■ Request
Copy out the whole listing exactly as written, leaving the pictures behind.

■ Records to process
☆ ☆ ☆
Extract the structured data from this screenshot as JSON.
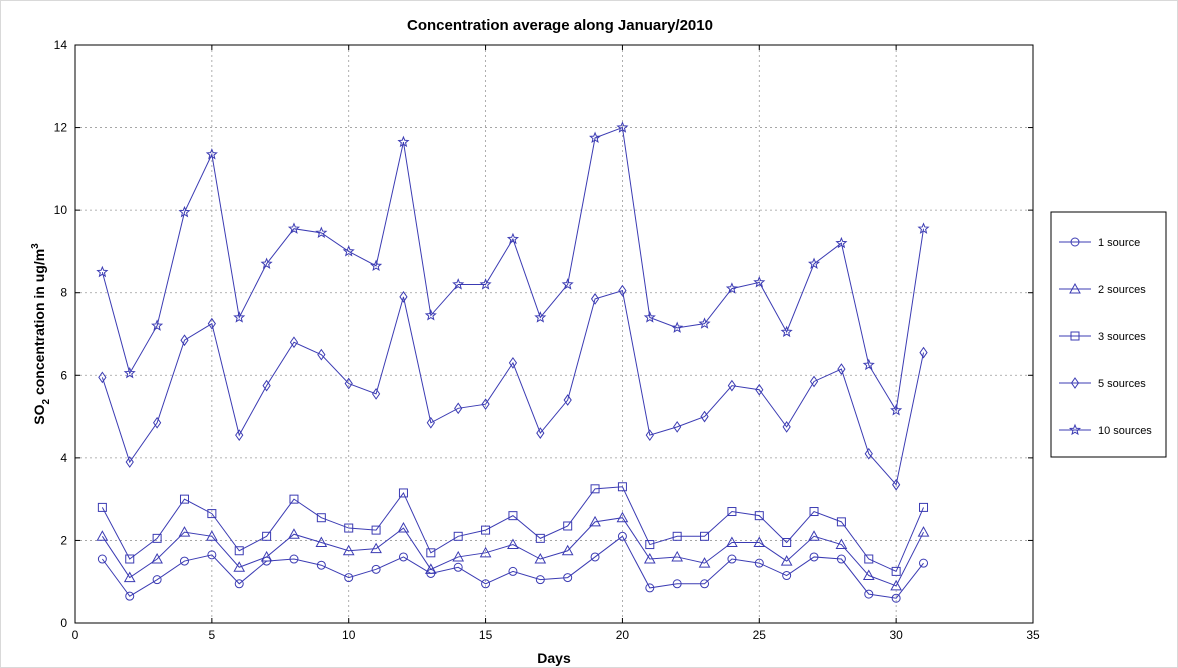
{
  "chart_data": {
    "type": "line",
    "title": "Concentration average along January/2010",
    "xlabel": "Days",
    "ylabel": {
      "prefix": "SO",
      "sub": "2",
      "mid": " concentration in ug/m",
      "sup": "3"
    },
    "xlim": [
      0,
      35
    ],
    "ylim": [
      0,
      14
    ],
    "xticks": [
      0,
      5,
      10,
      15,
      20,
      25,
      30,
      35
    ],
    "yticks": [
      0,
      2,
      4,
      6,
      8,
      10,
      12,
      14
    ],
    "grid": true,
    "legend_position": "right",
    "line_color": "#3b3bb3",
    "x": [
      1,
      2,
      3,
      4,
      5,
      6,
      7,
      8,
      9,
      10,
      11,
      12,
      13,
      14,
      15,
      16,
      17,
      18,
      19,
      20,
      21,
      22,
      23,
      24,
      25,
      26,
      27,
      28,
      29,
      30,
      31
    ],
    "series": [
      {
        "name": "1  source",
        "marker": "circle",
        "values": [
          1.55,
          0.65,
          1.05,
          1.5,
          1.65,
          0.95,
          1.5,
          1.55,
          1.4,
          1.1,
          1.3,
          1.6,
          1.2,
          1.35,
          0.95,
          1.25,
          1.05,
          1.1,
          1.6,
          2.1,
          0.85,
          0.95,
          0.95,
          1.55,
          1.45,
          1.15,
          1.6,
          1.55,
          0.7,
          0.6,
          1.45
        ]
      },
      {
        "name": "2 sources",
        "marker": "triangle",
        "values": [
          2.1,
          1.1,
          1.55,
          2.2,
          2.1,
          1.35,
          1.6,
          2.15,
          1.95,
          1.75,
          1.8,
          2.3,
          1.3,
          1.6,
          1.7,
          1.9,
          1.55,
          1.75,
          2.45,
          2.55,
          1.55,
          1.6,
          1.45,
          1.95,
          1.95,
          1.5,
          2.1,
          1.9,
          1.15,
          0.9,
          2.2
        ]
      },
      {
        "name": "3 sources",
        "marker": "square",
        "values": [
          2.8,
          1.55,
          2.05,
          3.0,
          2.65,
          1.75,
          2.1,
          3.0,
          2.55,
          2.3,
          2.25,
          3.15,
          1.7,
          2.1,
          2.25,
          2.6,
          2.05,
          2.35,
          3.25,
          3.3,
          1.9,
          2.1,
          2.1,
          2.7,
          2.6,
          1.95,
          2.7,
          2.45,
          1.55,
          1.25,
          2.8
        ]
      },
      {
        "name": "5 sources",
        "marker": "diamond",
        "values": [
          5.95,
          3.9,
          4.85,
          6.85,
          7.25,
          4.55,
          5.75,
          6.8,
          6.5,
          5.8,
          5.55,
          7.9,
          4.85,
          5.2,
          5.3,
          6.3,
          4.6,
          5.4,
          7.85,
          8.05,
          4.55,
          4.75,
          5.0,
          5.75,
          5.65,
          4.75,
          5.85,
          6.15,
          4.1,
          3.35,
          6.55
        ]
      },
      {
        "name": "10 sources",
        "marker": "star",
        "values": [
          8.5,
          6.05,
          7.2,
          9.95,
          11.35,
          7.4,
          8.7,
          9.55,
          9.45,
          9.0,
          8.65,
          11.65,
          7.45,
          8.2,
          8.2,
          9.3,
          7.4,
          8.2,
          11.75,
          12.0,
          7.4,
          7.15,
          7.25,
          8.1,
          8.25,
          7.05,
          8.7,
          9.2,
          6.25,
          5.15,
          9.55
        ]
      }
    ]
  }
}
☆ ☆ ☆
■ Task output
Extract the structured data from this screenshot as JSON.
{
  "chart_data": {
    "type": "line",
    "title": "Concentration average along January/2010",
    "xlabel": "Days",
    "ylabel": {
      "prefix": "SO",
      "sub": "2",
      "mid": " concentration in ug/m",
      "sup": "3"
    },
    "xlim": [
      0,
      35
    ],
    "ylim": [
      0,
      14
    ],
    "xticks": [
      0,
      5,
      10,
      15,
      20,
      25,
      30,
      35
    ],
    "yticks": [
      0,
      2,
      4,
      6,
      8,
      10,
      12,
      14
    ],
    "grid": true,
    "legend_position": "right",
    "line_color": "#3b3bb3",
    "x": [
      1,
      2,
      3,
      4,
      5,
      6,
      7,
      8,
      9,
      10,
      11,
      12,
      13,
      14,
      15,
      16,
      17,
      18,
      19,
      20,
      21,
      22,
      23,
      24,
      25,
      26,
      27,
      28,
      29,
      30,
      31
    ],
    "series": [
      {
        "name": "1  source",
        "marker": "circle",
        "values": [
          1.55,
          0.65,
          1.05,
          1.5,
          1.65,
          0.95,
          1.5,
          1.55,
          1.4,
          1.1,
          1.3,
          1.6,
          1.2,
          1.35,
          0.95,
          1.25,
          1.05,
          1.1,
          1.6,
          2.1,
          0.85,
          0.95,
          0.95,
          1.55,
          1.45,
          1.15,
          1.6,
          1.55,
          0.7,
          0.6,
          1.45
        ]
      },
      {
        "name": "2 sources",
        "marker": "triangle",
        "values": [
          2.1,
          1.1,
          1.55,
          2.2,
          2.1,
          1.35,
          1.6,
          2.15,
          1.95,
          1.75,
          1.8,
          2.3,
          1.3,
          1.6,
          1.7,
          1.9,
          1.55,
          1.75,
          2.45,
          2.55,
          1.55,
          1.6,
          1.45,
          1.95,
          1.95,
          1.5,
          2.1,
          1.9,
          1.15,
          0.9,
          2.2
        ]
      },
      {
        "name": "3 sources",
        "marker": "square",
        "values": [
          2.8,
          1.55,
          2.05,
          3.0,
          2.65,
          1.75,
          2.1,
          3.0,
          2.55,
          2.3,
          2.25,
          3.15,
          1.7,
          2.1,
          2.25,
          2.6,
          2.05,
          2.35,
          3.25,
          3.3,
          1.9,
          2.1,
          2.1,
          2.7,
          2.6,
          1.95,
          2.7,
          2.45,
          1.55,
          1.25,
          2.8
        ]
      },
      {
        "name": "5 sources",
        "marker": "diamond",
        "values": [
          5.95,
          3.9,
          4.85,
          6.85,
          7.25,
          4.55,
          5.75,
          6.8,
          6.5,
          5.8,
          5.55,
          7.9,
          4.85,
          5.2,
          5.3,
          6.3,
          4.6,
          5.4,
          7.85,
          8.05,
          4.55,
          4.75,
          5.0,
          5.75,
          5.65,
          4.75,
          5.85,
          6.15,
          4.1,
          3.35,
          6.55
        ]
      },
      {
        "name": "10 sources",
        "marker": "star",
        "values": [
          8.5,
          6.05,
          7.2,
          9.95,
          11.35,
          7.4,
          8.7,
          9.55,
          9.45,
          9.0,
          8.65,
          11.65,
          7.45,
          8.2,
          8.2,
          9.3,
          7.4,
          8.2,
          11.75,
          12.0,
          7.4,
          7.15,
          7.25,
          8.1,
          8.25,
          7.05,
          8.7,
          9.2,
          6.25,
          5.15,
          9.55
        ]
      }
    ]
  }
}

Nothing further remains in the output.